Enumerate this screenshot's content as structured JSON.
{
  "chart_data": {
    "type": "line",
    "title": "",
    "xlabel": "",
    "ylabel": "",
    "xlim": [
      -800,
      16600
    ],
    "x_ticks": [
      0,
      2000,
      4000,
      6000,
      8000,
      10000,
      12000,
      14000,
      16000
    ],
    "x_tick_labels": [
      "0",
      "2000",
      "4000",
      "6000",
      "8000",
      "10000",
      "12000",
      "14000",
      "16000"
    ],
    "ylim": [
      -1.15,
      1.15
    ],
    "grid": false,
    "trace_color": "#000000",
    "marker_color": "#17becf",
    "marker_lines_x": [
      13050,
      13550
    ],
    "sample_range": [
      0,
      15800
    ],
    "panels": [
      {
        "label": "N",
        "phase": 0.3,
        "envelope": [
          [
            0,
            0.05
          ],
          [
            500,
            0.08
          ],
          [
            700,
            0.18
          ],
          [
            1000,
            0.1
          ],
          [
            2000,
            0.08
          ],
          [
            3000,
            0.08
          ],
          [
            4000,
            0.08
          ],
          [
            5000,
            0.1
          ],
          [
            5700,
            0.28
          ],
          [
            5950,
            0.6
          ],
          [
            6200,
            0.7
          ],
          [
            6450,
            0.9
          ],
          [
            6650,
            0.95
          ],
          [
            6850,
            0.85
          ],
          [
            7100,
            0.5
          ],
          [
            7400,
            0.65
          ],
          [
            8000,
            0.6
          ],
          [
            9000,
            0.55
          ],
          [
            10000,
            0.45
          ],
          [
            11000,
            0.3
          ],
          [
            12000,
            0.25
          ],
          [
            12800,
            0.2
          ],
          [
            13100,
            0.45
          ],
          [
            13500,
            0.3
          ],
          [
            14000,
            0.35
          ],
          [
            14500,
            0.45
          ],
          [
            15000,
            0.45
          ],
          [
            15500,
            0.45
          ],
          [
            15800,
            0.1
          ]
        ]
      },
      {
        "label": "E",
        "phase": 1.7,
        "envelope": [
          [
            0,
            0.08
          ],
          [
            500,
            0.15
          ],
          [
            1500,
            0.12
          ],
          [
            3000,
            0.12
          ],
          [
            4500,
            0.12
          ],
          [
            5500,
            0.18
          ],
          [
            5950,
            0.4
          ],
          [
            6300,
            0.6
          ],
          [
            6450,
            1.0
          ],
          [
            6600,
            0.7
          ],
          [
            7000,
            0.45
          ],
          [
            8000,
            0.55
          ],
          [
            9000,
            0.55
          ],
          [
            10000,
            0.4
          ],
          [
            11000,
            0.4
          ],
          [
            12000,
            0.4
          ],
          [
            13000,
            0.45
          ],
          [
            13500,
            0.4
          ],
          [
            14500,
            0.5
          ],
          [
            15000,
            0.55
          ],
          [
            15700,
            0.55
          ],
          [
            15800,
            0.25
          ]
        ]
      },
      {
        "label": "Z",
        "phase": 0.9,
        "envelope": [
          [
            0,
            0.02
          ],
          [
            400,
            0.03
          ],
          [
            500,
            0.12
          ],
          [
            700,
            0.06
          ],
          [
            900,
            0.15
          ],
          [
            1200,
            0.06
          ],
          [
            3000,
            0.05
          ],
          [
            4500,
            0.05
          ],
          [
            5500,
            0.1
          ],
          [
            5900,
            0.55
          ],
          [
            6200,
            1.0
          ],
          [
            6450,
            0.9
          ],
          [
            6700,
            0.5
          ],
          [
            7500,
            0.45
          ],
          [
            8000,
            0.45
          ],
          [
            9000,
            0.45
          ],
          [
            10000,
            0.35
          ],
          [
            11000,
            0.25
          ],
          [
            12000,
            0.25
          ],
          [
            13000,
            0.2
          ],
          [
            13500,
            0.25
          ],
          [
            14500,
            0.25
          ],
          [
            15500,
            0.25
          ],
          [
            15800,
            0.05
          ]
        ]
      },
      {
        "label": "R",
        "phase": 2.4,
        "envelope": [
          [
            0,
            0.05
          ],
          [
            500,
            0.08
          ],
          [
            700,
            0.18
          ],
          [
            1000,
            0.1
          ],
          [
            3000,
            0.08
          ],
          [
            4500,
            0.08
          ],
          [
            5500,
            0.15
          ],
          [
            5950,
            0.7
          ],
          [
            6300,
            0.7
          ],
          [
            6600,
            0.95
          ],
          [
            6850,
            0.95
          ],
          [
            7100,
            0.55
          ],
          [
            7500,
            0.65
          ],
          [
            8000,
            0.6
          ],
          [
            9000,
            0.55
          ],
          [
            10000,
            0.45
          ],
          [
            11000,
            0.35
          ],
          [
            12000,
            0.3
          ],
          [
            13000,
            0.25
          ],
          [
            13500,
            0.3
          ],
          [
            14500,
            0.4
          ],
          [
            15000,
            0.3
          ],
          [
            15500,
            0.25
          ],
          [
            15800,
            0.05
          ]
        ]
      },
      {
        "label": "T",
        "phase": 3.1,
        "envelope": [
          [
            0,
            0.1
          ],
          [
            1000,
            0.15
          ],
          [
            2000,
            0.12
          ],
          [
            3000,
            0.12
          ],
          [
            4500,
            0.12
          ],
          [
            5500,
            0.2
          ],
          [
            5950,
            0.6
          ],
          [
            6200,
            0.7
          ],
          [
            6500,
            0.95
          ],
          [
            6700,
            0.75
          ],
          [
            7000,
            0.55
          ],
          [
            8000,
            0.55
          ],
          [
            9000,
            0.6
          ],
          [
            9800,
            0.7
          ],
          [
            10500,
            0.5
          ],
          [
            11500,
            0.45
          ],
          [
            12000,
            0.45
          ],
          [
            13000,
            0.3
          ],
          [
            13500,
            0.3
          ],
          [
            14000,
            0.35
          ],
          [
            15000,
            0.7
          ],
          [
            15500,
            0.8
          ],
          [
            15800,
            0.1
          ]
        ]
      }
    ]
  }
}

#### Problem to work on:
Lines that hold the word "phase" are the ones to return, every one of them.

#### Problem solution:
        "phase": 0.3,
        "phase": 1.7,
        "phase": 0.9,
        "phase": 2.4,
        "phase": 3.1,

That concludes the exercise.